▸ What is being asked:
Write the material out again in full, exactly.

Figure contents as structured data:
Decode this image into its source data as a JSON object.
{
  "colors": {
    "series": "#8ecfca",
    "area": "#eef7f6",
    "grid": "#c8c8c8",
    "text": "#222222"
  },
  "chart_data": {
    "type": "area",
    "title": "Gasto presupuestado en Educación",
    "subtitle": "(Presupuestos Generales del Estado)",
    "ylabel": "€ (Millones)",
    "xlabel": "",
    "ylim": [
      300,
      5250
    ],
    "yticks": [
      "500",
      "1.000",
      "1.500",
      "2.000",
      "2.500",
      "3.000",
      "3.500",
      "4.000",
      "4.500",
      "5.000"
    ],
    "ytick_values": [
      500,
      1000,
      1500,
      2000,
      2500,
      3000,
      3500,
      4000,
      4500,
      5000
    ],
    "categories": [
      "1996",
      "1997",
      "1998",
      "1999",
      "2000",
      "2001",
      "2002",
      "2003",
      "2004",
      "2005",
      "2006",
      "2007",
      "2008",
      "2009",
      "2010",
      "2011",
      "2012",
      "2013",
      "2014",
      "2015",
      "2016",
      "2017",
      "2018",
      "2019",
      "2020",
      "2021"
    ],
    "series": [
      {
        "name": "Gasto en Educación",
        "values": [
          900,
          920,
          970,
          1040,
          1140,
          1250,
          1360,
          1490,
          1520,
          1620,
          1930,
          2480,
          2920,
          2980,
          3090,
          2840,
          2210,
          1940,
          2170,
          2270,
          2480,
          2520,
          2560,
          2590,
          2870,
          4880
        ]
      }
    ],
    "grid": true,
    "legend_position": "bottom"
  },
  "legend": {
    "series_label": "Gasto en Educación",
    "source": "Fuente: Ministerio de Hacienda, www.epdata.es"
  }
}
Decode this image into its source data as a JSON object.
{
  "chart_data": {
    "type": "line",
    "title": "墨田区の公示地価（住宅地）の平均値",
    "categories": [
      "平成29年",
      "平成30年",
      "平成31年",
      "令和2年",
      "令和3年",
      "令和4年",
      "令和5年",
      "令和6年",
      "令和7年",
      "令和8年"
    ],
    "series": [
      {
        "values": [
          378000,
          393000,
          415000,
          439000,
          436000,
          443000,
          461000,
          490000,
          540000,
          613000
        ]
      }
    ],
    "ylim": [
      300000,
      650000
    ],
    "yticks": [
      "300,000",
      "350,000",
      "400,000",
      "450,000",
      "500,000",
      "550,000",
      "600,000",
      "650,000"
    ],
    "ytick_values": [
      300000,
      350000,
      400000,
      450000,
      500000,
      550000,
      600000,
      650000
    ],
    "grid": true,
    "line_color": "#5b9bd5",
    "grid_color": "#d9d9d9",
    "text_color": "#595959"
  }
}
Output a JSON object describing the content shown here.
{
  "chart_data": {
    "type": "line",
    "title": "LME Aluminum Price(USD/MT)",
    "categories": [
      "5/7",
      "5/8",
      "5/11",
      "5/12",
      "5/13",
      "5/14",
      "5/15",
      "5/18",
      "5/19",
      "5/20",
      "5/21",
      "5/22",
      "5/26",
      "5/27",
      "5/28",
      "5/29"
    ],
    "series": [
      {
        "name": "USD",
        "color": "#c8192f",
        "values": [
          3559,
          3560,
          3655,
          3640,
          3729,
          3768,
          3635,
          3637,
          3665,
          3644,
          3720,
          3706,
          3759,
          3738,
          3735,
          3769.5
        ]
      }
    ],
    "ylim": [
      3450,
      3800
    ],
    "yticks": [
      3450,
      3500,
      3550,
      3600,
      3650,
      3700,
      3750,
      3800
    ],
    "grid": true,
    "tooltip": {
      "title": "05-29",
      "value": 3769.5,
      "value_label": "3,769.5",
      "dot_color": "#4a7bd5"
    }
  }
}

▸ Result of this task:
Decode this image into its source data as a JSON object.
{
  "colors": {
    "series": "#8ecfca",
    "area": "#eef7f6",
    "grid": "#c8c8c8",
    "text": "#222222"
  },
  "chart_data": {
    "type": "area",
    "title": "Gasto presupuestado en Educación",
    "subtitle": "(Presupuestos Generales del Estado)",
    "ylabel": "€ (Millones)",
    "xlabel": "",
    "ylim": [
      300,
      5250
    ],
    "yticks": [
      "500",
      "1.000",
      "1.500",
      "2.000",
      "2.500",
      "3.000",
      "3.500",
      "4.000",
      "4.500",
      "5.000"
    ],
    "ytick_values": [
      500,
      1000,
      1500,
      2000,
      2500,
      3000,
      3500,
      4000,
      4500,
      5000
    ],
    "categories": [
      "1996",
      "1997",
      "1998",
      "1999",
      "2000",
      "2001",
      "2002",
      "2003",
      "2004",
      "2005",
      "2006",
      "2007",
      "2008",
      "2009",
      "2010",
      "2011",
      "2012",
      "2013",
      "2014",
      "2015",
      "2016",
      "2017",
      "2018",
      "2019",
      "2020",
      "2021"
    ],
    "series": [
      {
        "name": "Gasto en Educación",
        "values": [
          900,
          920,
          970,
          1040,
          1140,
          1250,
          1360,
          1490,
          1520,
          1620,
          1930,
          2480,
          2920,
          2980,
          3090,
          2840,
          2210,
          1940,
          2170,
          2270,
          2480,
          2520,
          2560,
          2590,
          2870,
          4880
        ]
      }
    ],
    "grid": true,
    "legend_position": "bottom"
  },
  "legend": {
    "series_label": "Gasto en Educación",
    "source": "Fuente: Ministerio de Hacienda, www.epdata.es"
  }
}
Decode this image into its source data as a JSON object.
{
  "chart_data": {
    "type": "line",
    "title": "墨田区の公示地価（住宅地）の平均値",
    "categories": [
      "平成29年",
      "平成30年",
      "平成31年",
      "令和2年",
      "令和3年",
      "令和4年",
      "令和5年",
      "令和6年",
      "令和7年",
      "令和8年"
    ],
    "series": [
      {
        "values": [
          378000,
          393000,
          415000,
          439000,
          436000,
          443000,
          461000,
          490000,
          540000,
          613000
        ]
      }
    ],
    "ylim": [
      300000,
      650000
    ],
    "yticks": [
      "300,000",
      "350,000",
      "400,000",
      "450,000",
      "500,000",
      "550,000",
      "600,000",
      "650,000"
    ],
    "ytick_values": [
      300000,
      350000,
      400000,
      450000,
      500000,
      550000,
      600000,
      650000
    ],
    "grid": true,
    "line_color": "#5b9bd5",
    "grid_color": "#d9d9d9",
    "text_color": "#595959"
  }
}
Output a JSON object describing the content shown here.
{
  "chart_data": {
    "type": "line",
    "title": "LME Aluminum Price(USD/MT)",
    "categories": [
      "5/7",
      "5/8",
      "5/11",
      "5/12",
      "5/13",
      "5/14",
      "5/15",
      "5/18",
      "5/19",
      "5/20",
      "5/21",
      "5/22",
      "5/26",
      "5/27",
      "5/28",
      "5/29"
    ],
    "series": [
      {
        "name": "USD",
        "color": "#c8192f",
        "values": [
          3559,
          3560,
          3655,
          3640,
          3729,
          3768,
          3635,
          3637,
          3665,
          3644,
          3720,
          3706,
          3759,
          3738,
          3735,
          3769.5
        ]
      }
    ],
    "ylim": [
      3450,
      3800
    ],
    "yticks": [
      3450,
      3500,
      3550,
      3600,
      3650,
      3700,
      3750,
      3800
    ],
    "grid": true,
    "tooltip": {
      "title": "05-29",
      "value": 3769.5,
      "value_label": "3,769.5",
      "dot_color": "#4a7bd5"
    }
  }
}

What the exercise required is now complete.